GOAL: Exactly repeat the material, dropping only the pictures.

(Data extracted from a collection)

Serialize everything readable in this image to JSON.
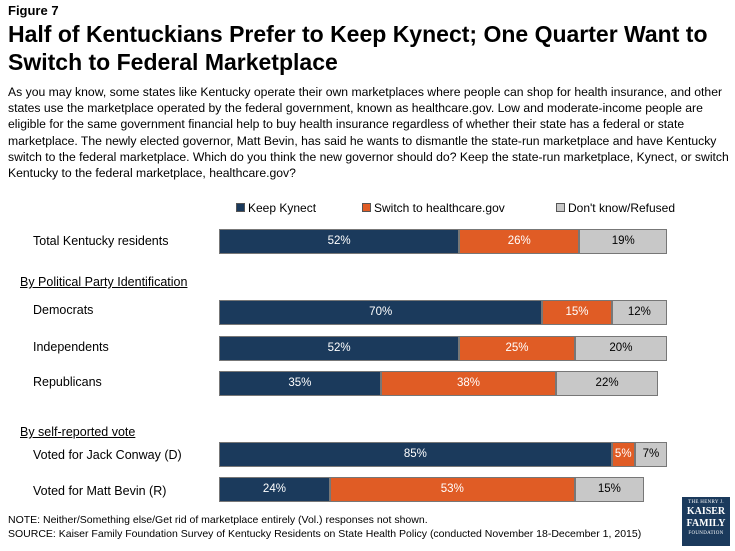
{
  "figure_label": "Figure 7",
  "title": "Half of Kentuckians Prefer to Keep Kynect; One Quarter Want to Switch to Federal Marketplace",
  "question": "As you may know, some states like Kentucky operate their own marketplaces where people can shop for health insurance, and other states use the marketplace operated by the federal government, known as healthcare.gov. Low and moderate-income people are eligible for the same government financial help to buy health insurance regardless of whether their state has a federal or state marketplace. The newly elected governor, Matt Bevin, has said he wants to dismantle the state-run marketplace and have Kentucky switch to the federal marketplace. Which do you think the new governor should do? Keep the state-run marketplace, Kynect, or switch Kentucky to the federal marketplace, healthcare.gov?",
  "colors": {
    "keep": "#1b3a5c",
    "switch": "#e05c25",
    "dk": "#c8c8c8"
  },
  "chart_data": {
    "type": "bar",
    "orientation": "horizontal",
    "stacked": true,
    "series": [
      {
        "name": "Keep Kynect",
        "key": "keep"
      },
      {
        "name": "Switch to healthcare.gov",
        "key": "switch"
      },
      {
        "name": "Don't know/Refused",
        "key": "dk"
      }
    ],
    "sections": [
      {
        "heading": "",
        "rows": [
          {
            "label": "Total Kentucky residents",
            "values": [
              52,
              26,
              19
            ]
          }
        ]
      },
      {
        "heading": "By Political Party Identification",
        "rows": [
          {
            "label": "Democrats",
            "values": [
              70,
              15,
              12
            ]
          },
          {
            "label": "Independents",
            "values": [
              52,
              25,
              20
            ]
          },
          {
            "label": "Republicans",
            "values": [
              35,
              38,
              22
            ]
          }
        ]
      },
      {
        "heading": "By self-reported vote",
        "rows": [
          {
            "label": "Voted for Jack Conway (D)",
            "values": [
              85,
              5,
              7
            ]
          },
          {
            "label": "Voted for Matt Bevin (R)",
            "values": [
              24,
              53,
              15
            ]
          }
        ]
      }
    ],
    "value_suffix": "%",
    "xlim": [
      0,
      100
    ]
  },
  "note": "NOTE: Neither/Something else/Get rid of marketplace entirely (Vol.) responses not shown.",
  "source": "SOURCE: Kaiser Family Foundation Survey of Kentucky Residents on State Health Policy (conducted November 18-December 1, 2015)",
  "logo": {
    "line1": "THE HENRY J.",
    "line2": "KAISER",
    "line3": "FAMILY",
    "line4": "FOUNDATION"
  }
}
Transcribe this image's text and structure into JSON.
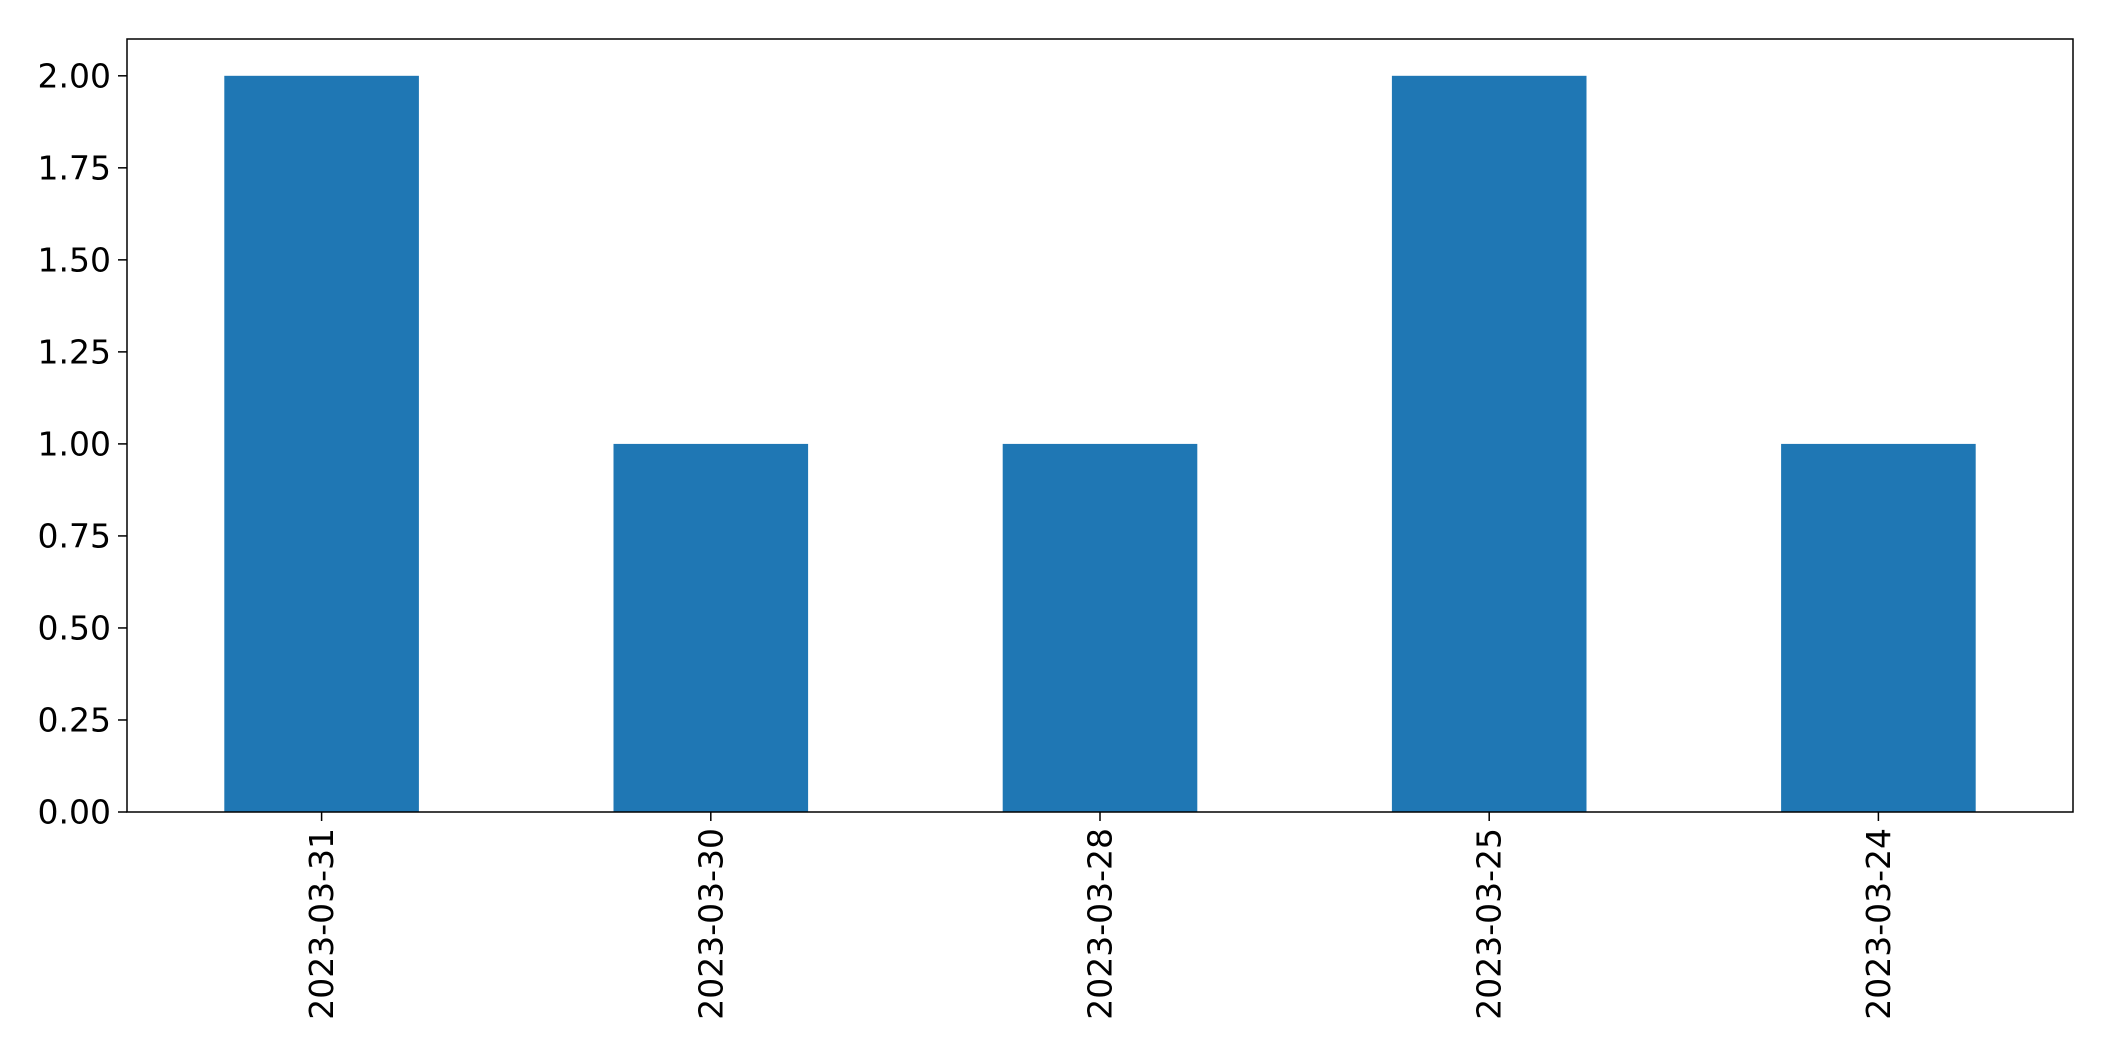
{
  "chart_data": {
    "type": "bar",
    "categories": [
      "2023-03-31",
      "2023-03-30",
      "2023-03-28",
      "2023-03-25",
      "2023-03-24"
    ],
    "values": [
      2,
      1,
      1,
      2,
      1
    ],
    "title": "",
    "xlabel": "",
    "ylabel": "",
    "ylim": [
      0,
      2.1
    ],
    "yticks": [
      "0.00",
      "0.25",
      "0.50",
      "0.75",
      "1.00",
      "1.25",
      "1.50",
      "1.75",
      "2.00"
    ],
    "bar_color": "#1f77b4",
    "grid": false,
    "legend": "none"
  }
}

TASK OUTPUT:
Serialize everything readable in this image to JSON.
{
  "figure_label": "Figure 7",
  "title": "Half of Kentuckians Prefer to Keep Kynect; One Quarter Want to Switch to Federal Marketplace",
  "question": "As you may know, some states like Kentucky operate their own marketplaces where people can shop for health insurance, and other states use the marketplace operated by the federal government, known as healthcare.gov. Low and moderate-income people are eligible for the same government financial help to buy health insurance regardless of whether their state has a federal or state marketplace. The newly elected governor, Matt Bevin, has said he wants to dismantle the state-run marketplace and have Kentucky switch to the federal marketplace. Which do you think the new governor should do? Keep the state-run marketplace, Kynect, or switch Kentucky to the federal marketplace, healthcare.gov?",
  "colors": {
    "keep": "#1b3a5c",
    "switch": "#e05c25",
    "dk": "#c8c8c8"
  },
  "chart_data": {
    "type": "bar",
    "orientation": "horizontal",
    "stacked": true,
    "series": [
      {
        "name": "Keep Kynect",
        "key": "keep"
      },
      {
        "name": "Switch to healthcare.gov",
        "key": "switch"
      },
      {
        "name": "Don't know/Refused",
        "key": "dk"
      }
    ],
    "sections": [
      {
        "heading": "",
        "rows": [
          {
            "label": "Total Kentucky residents",
            "values": [
              52,
              26,
              19
            ]
          }
        ]
      },
      {
        "heading": "By Political Party Identification",
        "rows": [
          {
            "label": "Democrats",
            "values": [
              70,
              15,
              12
            ]
          },
          {
            "label": "Independents",
            "values": [
              52,
              25,
              20
            ]
          },
          {
            "label": "Republicans",
            "values": [
              35,
              38,
              22
            ]
          }
        ]
      },
      {
        "heading": "By self-reported vote",
        "rows": [
          {
            "label": "Voted for Jack Conway (D)",
            "values": [
              85,
              5,
              7
            ]
          },
          {
            "label": "Voted for Matt Bevin (R)",
            "values": [
              24,
              53,
              15
            ]
          }
        ]
      }
    ],
    "value_suffix": "%",
    "xlim": [
      0,
      100
    ]
  },
  "note": "NOTE: Neither/Something else/Get rid of marketplace entirely (Vol.) responses not shown.",
  "source": "SOURCE: Kaiser Family Foundation Survey of Kentucky Residents on State Health Policy (conducted November 18-December 1, 2015)",
  "logo": {
    "line1": "THE HENRY J.",
    "line2": "KAISER",
    "line3": "FAMILY",
    "line4": "FOUNDATION"
  }
}
Transcribe this image's text and structure into JSON.
{
  "chart_data": {
    "type": "bar",
    "categories": [
      "2023-03-31",
      "2023-03-30",
      "2023-03-28",
      "2023-03-25",
      "2023-03-24"
    ],
    "values": [
      2,
      1,
      1,
      2,
      1
    ],
    "title": "",
    "xlabel": "",
    "ylabel": "",
    "ylim": [
      0,
      2.1
    ],
    "yticks": [
      "0.00",
      "0.25",
      "0.50",
      "0.75",
      "1.00",
      "1.25",
      "1.50",
      "1.75",
      "2.00"
    ],
    "bar_color": "#1f77b4",
    "grid": false,
    "legend": "none"
  }
}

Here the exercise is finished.